What is expected: Pull out every line with the word "visitors".

Data in this exercise:
---*---

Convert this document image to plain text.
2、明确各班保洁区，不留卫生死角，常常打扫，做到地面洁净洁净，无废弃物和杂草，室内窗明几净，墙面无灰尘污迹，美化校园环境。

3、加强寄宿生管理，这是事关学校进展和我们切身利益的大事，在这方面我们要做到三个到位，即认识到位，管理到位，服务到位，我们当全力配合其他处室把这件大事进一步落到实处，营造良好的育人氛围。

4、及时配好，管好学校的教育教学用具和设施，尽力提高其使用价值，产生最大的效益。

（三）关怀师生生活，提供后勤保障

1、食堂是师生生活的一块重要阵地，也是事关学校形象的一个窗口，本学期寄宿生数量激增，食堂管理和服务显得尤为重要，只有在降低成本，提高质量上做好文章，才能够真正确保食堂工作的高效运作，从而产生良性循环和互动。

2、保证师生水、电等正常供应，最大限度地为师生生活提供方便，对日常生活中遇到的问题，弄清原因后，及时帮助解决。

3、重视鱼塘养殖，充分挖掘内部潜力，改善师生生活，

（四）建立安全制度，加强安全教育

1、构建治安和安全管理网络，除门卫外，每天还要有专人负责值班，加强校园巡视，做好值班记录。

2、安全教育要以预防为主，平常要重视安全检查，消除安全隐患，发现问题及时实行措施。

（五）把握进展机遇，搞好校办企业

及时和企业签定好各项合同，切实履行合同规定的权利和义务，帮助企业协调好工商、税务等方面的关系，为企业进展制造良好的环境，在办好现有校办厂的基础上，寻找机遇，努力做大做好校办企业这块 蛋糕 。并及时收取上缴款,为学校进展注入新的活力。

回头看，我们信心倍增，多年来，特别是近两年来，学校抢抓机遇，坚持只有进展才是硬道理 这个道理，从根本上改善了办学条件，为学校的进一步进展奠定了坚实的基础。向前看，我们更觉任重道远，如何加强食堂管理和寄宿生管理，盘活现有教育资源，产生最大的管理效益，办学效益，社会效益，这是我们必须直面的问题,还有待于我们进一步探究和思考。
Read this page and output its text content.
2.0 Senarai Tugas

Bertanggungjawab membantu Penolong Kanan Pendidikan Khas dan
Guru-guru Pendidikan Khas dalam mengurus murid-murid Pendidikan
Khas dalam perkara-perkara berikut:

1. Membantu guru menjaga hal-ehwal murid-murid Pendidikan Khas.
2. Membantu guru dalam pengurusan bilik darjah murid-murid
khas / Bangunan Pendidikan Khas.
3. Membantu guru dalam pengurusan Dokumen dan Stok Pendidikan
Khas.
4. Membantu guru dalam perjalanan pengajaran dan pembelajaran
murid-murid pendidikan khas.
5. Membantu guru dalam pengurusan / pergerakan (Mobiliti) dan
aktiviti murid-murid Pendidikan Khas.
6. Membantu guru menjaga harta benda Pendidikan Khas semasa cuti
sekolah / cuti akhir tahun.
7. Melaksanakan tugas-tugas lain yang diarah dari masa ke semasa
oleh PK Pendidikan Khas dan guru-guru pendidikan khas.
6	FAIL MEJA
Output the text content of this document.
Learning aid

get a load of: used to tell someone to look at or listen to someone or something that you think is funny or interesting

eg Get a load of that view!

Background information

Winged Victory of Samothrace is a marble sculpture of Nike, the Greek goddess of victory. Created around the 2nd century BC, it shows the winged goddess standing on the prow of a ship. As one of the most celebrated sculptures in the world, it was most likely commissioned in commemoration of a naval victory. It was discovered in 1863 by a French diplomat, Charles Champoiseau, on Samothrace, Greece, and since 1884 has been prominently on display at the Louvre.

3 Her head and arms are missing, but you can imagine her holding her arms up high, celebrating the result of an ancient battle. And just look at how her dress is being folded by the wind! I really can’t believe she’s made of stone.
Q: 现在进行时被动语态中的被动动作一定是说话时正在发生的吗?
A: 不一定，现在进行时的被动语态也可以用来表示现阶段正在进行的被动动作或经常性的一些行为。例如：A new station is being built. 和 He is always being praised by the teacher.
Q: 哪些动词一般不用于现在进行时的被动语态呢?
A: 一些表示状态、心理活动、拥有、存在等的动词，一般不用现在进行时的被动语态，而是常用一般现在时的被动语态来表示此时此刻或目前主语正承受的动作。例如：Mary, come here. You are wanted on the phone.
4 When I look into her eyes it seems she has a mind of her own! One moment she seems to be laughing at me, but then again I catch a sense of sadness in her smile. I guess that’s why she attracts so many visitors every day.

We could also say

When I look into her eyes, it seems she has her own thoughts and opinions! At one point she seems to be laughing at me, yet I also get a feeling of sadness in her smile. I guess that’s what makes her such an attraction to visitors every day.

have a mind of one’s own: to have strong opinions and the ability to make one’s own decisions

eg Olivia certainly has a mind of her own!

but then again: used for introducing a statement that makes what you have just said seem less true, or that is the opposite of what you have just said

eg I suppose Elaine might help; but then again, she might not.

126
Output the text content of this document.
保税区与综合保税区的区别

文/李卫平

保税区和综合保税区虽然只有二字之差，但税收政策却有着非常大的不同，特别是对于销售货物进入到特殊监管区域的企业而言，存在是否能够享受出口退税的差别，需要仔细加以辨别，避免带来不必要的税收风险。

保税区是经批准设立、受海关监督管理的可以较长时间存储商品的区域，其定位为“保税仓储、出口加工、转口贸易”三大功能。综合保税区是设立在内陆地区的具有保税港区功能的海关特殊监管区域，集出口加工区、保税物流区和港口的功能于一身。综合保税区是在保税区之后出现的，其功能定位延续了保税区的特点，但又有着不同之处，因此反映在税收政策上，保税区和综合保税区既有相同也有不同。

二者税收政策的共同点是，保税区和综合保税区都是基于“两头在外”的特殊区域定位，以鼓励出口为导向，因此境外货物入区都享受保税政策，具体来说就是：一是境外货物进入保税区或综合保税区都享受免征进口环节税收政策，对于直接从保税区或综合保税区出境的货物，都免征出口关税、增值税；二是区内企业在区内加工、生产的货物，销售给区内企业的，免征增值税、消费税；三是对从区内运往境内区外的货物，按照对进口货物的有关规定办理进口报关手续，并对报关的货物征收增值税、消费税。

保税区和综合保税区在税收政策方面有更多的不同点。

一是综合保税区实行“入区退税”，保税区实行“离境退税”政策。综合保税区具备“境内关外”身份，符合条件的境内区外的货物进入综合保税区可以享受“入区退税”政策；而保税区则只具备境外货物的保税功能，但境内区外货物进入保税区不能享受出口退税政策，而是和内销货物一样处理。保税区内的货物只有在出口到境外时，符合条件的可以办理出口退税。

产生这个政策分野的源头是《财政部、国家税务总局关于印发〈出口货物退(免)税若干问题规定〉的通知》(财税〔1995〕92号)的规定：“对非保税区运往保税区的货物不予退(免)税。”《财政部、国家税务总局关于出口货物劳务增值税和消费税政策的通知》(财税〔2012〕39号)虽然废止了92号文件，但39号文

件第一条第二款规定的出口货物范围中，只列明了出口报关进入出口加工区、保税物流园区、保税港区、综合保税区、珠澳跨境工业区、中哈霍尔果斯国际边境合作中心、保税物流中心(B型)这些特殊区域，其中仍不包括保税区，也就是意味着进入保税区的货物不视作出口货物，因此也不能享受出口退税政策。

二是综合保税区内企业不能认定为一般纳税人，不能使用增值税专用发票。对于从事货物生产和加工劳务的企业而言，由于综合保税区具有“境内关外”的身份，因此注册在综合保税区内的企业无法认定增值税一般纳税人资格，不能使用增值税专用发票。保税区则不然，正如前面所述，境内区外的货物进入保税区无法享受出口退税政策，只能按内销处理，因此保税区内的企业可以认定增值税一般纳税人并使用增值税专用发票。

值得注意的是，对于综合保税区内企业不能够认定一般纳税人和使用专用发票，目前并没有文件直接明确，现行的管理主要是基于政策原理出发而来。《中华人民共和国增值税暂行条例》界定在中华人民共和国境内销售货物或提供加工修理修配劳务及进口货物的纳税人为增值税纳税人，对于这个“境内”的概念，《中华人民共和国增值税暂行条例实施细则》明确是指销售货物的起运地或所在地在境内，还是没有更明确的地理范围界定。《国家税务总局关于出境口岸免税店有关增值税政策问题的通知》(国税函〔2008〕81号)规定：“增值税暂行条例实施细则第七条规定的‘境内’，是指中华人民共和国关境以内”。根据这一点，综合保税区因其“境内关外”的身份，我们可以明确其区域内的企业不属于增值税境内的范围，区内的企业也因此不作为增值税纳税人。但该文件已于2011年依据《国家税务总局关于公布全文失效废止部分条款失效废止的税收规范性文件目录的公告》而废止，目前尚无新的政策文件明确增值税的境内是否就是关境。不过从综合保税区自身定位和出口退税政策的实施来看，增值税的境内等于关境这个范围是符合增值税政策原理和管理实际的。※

---*---

Final result:
4 When I look into her eyes it seems she has a mind of her own! One moment she seems to be laughing at me, but then again I catch a sense of sadness in her smile. I guess that’s why she attracts so many visitors every day.
When I look into her eyes, it seems she has her own thoughts and opinions! At one point she seems to be laughing at me, yet I also get a feeling of sadness in her smile. I guess that’s what makes her such an attraction to visitors every day.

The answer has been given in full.